__Passage given__.
A Boston Globe, editorial, bluntly places blame for the power struggle in Gaza squarely on the shoulders of Arafat:
There is a crisis in Gaza today because Arafat, once the embodiment of Palestinian national aspirations, never altered his gang boss style of leadership forged in the PLO's clandestine era. All the money passed through Arafat's hands, and he wrote all the checks. Like police state rulers in Damascus and Baghdad, he appointed and controlled the heads of several security services.
But this wouldn't be the Middle East if blame were so cut and dry. In a column in Monday's Al-Hayat, Jihad Al Khazen sees the Palestinian leadership struggle as the outcome of manipulations by Israel to undermine any "true" Palestinian state in the West Bank, therby necessitating a power struggle to prevent Egypt from seizing governing control of Gaza.
In appearance, the Israeli Prime Minister is carrying out a withdrawal plan in Gaza, but in reality, he is planning to undermine the two-state solution; for he is seeking that Egypt restores its power in Gaza, hoping it will rejoin it if things went too bad. In addition, the security separation wall in the West Bank closes Israel and Jerusalem to Palestinians. He is seeking to facilitate the Palestinians transports between both the Eastern and the Western banks in order that Palestinians become a Jordanian responsibility. Should they ever have a state of their own, it would be in Jordan, not in Palestine.
In its lead editorial Monday, Arab News warns of the potentially bitter fruit that awaits Palestinians with the Israeli withdrawal from Gaza.
Having sought for over half-a-century Israel's withdrawal from occupied Palestinian lands, an obstacle has arisen that might prevent precisely such a handover. As the lawlessness increases, as splinter groups and rival factions jockey for power before Israeli troops and settlers withdraw from Gaza, the breakdown in law and order in Gaza could be but a taste of what will happen if Israel leaves altogether, an unexpected topsy-turvy situation.

__Stored data__.
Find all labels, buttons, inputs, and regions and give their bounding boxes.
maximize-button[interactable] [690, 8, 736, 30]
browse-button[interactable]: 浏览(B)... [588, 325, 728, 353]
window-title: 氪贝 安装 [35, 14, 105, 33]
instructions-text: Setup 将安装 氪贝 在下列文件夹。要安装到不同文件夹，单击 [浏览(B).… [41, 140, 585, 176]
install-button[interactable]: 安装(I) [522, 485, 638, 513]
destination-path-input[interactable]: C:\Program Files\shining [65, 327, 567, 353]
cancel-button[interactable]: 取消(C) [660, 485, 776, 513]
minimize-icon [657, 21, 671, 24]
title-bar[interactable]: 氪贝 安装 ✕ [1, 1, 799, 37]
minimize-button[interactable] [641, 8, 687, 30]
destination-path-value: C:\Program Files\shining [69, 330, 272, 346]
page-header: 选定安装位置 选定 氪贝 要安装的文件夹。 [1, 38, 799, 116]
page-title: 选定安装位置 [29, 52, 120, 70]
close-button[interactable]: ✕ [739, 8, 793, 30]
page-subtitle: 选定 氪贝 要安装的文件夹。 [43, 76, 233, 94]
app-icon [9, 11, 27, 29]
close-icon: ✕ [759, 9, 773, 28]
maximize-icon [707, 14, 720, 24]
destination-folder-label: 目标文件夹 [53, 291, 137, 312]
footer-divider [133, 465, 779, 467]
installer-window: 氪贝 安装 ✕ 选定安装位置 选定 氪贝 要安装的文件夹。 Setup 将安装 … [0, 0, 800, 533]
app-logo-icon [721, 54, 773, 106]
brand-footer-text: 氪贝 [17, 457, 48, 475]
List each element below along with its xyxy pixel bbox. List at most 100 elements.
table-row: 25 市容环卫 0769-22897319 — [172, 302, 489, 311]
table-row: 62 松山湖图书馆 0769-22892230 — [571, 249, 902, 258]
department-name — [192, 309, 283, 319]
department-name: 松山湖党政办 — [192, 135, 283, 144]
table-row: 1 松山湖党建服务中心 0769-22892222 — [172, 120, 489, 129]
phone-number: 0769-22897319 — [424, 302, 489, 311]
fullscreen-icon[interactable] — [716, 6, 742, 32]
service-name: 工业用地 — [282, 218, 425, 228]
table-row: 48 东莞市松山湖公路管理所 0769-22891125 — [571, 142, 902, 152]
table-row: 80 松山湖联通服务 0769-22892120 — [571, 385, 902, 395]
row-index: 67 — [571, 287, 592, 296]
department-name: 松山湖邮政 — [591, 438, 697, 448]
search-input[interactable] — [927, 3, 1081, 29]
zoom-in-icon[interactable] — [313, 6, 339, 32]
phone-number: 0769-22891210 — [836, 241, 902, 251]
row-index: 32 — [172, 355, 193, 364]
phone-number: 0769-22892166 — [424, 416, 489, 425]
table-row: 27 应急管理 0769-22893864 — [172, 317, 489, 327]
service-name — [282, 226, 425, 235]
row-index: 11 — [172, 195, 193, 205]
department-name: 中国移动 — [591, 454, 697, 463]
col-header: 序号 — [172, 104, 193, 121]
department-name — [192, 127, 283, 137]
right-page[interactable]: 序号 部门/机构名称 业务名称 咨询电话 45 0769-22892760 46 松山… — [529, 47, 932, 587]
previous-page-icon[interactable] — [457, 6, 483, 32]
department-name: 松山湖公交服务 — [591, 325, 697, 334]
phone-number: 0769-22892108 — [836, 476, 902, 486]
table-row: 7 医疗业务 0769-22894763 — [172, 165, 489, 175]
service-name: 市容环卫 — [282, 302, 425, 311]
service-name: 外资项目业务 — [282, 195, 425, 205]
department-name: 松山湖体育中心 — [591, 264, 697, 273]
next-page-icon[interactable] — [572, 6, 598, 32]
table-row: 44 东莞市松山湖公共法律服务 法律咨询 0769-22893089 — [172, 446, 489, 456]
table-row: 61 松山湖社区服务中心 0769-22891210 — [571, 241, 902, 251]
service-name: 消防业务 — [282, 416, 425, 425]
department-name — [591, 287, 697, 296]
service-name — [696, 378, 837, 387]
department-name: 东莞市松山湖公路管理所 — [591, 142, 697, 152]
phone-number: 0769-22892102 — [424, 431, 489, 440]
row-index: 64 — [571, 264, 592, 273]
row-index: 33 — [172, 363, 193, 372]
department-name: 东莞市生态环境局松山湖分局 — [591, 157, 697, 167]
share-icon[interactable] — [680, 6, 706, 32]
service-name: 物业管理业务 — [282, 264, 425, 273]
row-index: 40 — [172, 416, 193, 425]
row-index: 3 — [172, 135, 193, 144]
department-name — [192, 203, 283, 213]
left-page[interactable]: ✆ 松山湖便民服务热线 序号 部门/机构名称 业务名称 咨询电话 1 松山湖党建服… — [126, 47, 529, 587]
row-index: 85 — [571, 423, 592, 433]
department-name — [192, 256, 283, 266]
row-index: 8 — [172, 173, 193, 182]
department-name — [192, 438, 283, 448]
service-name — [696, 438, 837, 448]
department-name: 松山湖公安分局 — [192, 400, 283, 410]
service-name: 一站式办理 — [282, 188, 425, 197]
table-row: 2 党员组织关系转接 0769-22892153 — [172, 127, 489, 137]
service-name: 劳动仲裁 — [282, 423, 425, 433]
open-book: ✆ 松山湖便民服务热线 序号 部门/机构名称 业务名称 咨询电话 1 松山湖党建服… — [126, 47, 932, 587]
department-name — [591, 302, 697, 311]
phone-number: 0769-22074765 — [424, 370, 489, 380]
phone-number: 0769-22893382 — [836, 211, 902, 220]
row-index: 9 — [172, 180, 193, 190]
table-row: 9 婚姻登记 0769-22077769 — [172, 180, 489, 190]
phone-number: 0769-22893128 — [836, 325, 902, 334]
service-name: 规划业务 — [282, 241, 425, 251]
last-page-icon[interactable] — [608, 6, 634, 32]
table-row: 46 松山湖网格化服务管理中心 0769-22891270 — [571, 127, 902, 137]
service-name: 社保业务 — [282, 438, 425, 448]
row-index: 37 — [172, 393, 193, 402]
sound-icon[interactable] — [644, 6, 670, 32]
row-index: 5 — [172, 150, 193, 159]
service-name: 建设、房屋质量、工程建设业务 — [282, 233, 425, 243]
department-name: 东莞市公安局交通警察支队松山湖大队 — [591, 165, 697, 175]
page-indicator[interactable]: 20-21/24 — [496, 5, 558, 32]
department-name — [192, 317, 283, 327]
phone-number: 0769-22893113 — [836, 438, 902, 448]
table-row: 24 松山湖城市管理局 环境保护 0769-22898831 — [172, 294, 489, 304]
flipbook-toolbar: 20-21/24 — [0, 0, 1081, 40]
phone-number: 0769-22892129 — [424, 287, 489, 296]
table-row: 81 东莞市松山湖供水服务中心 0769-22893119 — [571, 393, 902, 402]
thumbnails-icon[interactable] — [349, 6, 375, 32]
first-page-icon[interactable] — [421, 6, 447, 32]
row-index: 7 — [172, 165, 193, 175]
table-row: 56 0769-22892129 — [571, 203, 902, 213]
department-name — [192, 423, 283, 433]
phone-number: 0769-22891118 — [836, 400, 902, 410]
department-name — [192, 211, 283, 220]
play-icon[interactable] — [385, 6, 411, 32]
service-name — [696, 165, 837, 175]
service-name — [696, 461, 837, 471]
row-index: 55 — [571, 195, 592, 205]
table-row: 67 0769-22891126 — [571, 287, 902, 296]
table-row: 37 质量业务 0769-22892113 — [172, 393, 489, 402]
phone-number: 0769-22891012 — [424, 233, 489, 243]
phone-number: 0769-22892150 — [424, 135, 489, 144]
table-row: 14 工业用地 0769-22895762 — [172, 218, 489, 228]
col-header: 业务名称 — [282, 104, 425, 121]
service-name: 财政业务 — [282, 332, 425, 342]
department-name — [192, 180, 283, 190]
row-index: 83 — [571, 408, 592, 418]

__Set problem__. Copy out the passage on the Gaza power struggle in full, word for word, keeping its original spelling and punctuation.

__Output for this exercise__.
A Boston Globe, editorial, bluntly places blame for the power struggle in Gaza squarely on the shoulders of Arafat:
There is a crisis in Gaza today because Arafat, once the embodiment of Palestinian national aspirations, never altered his gang boss style of leadership forged in the PLO's clandestine era. All the money passed through Arafat's hands, and he wrote all the checks. Like police state rulers in Damascus and Baghdad, he appointed and controlled the heads of several security services.
But this wouldn't be the Middle East if blame were so cut and dry. In a column in Monday's Al-Hayat, Jihad Al Khazen sees the Palestinian leadership struggle as the outcome of manipulations by Israel to undermine any "true" Palestinian state in the West Bank, therby necessitating a power struggle to prevent Egypt from seizing governing control of Gaza.
In appearance, the Israeli Prime Minister is carrying out a withdrawal plan in Gaza, but in reality, he is planning to undermine the two-state solution; for he is seeking that Egypt restores its power in Gaza, hoping it will rejoin it if things went too bad. In addition, the security separation wall in the West Bank closes Israel and Jerusalem to Palestinians. He is seeking to facilitate the Palestinians transports between both the Eastern and the Western banks in order that Palestinians become a Jordanian responsibility. Should they ever have a state of their own, it would be in Jordan, not in Palestine.
In its lead editorial Monday, Arab News warns of the potentially bitter fruit that awaits Palestinians with the Israeli withdrawal from Gaza.
Having sought for over half-a-century Israel's withdrawal from occupied Palestinian lands, an obstacle has arisen that might prevent precisely such a handover. As the lawlessness increases, as splinter groups and rival factions jockey for power before Israeli troops and settlers withdraw from Gaza, the breakdown in law and order in Gaza could be but a taste of what will happen if Israel leaves altogether, an unexpected topsy-turvy situation.